• What is expected:
Don't copy the pictures; return every other part of the records exactly.

Records from a collection
-- START --
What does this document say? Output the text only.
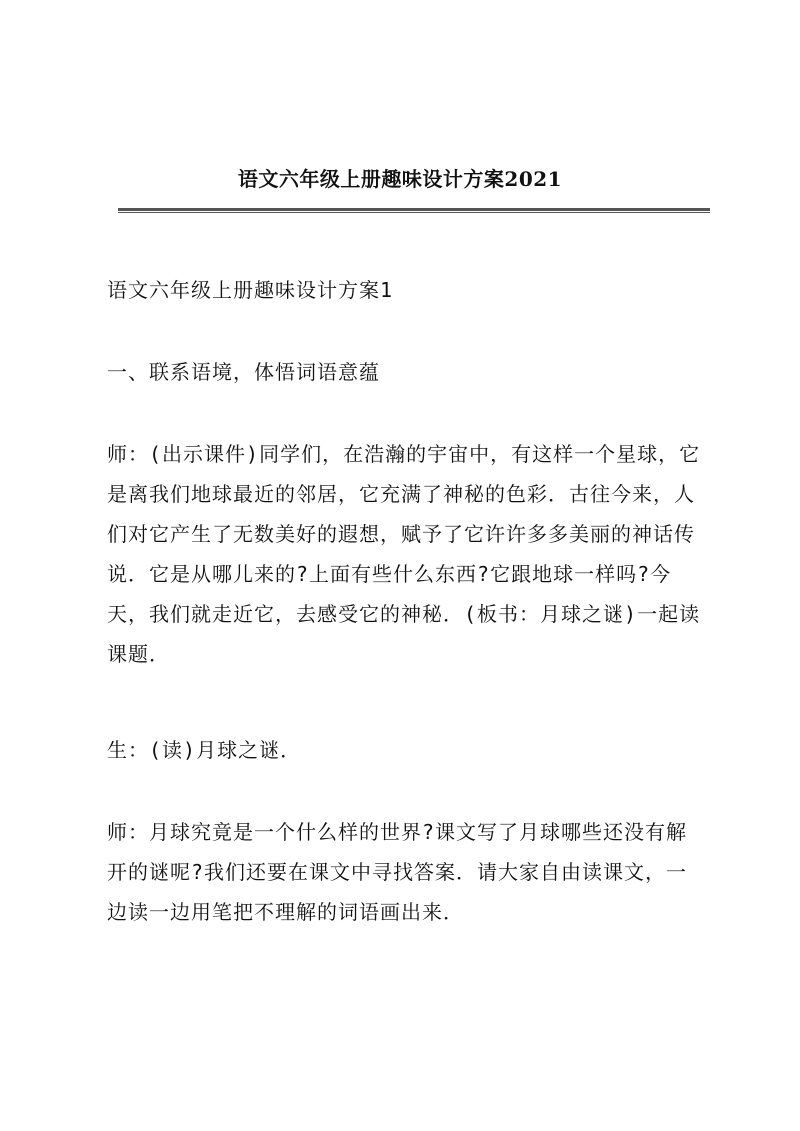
语文六年级上册趣味设计方案2021
语文六年级上册趣味设计方案1
一、联系语境，体悟词语意蕴
师：(出示课件)同学们，在浩瀚的宇宙中，有这样一个星球，它是离我们地球最近的邻居，它充满了神秘的色彩．古往今来，人们对它产生了无数美好的遐想，赋予了它许许多多美丽的神话传说．它是从哪儿来的?上面有些什么东西?它跟地球一样吗?今天，我们就走近它，去感受它的神秘．(板书：月球之谜)一起读课题．
生：(读)月球之谜．
师：月球究竟是一个什么样的世界?课文写了月球哪些还没有解开的谜呢?我们还要在课文中寻找答案．请大家自由读课文，一边读一边用笔把不理解的词语画出来．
-- END --
• Exercise result:
What does this document say? Output the text only.
语文六年级上册趣味设计方案2021
语文六年级上册趣味设计方案1
一、联系语境，体悟词语意蕴
师：(出示课件)同学们，在浩瀚的宇宙中，有这样一个星球，它是离我们地球最近的邻居，它充满了神秘的色彩．古往今来，人们对它产生了无数美好的遐想，赋予了它许许多多美丽的神话传说．它是从哪儿来的?上面有些什么东西?它跟地球一样吗?今天，我们就走近它，去感受它的神秘．(板书：月球之谜)一起读课题．
生：(读)月球之谜．
师：月球究竟是一个什么样的世界?课文写了月球哪些还没有解开的谜呢?我们还要在课文中寻找答案．请大家自由读课文，一边读一边用笔把不理解的词语画出来．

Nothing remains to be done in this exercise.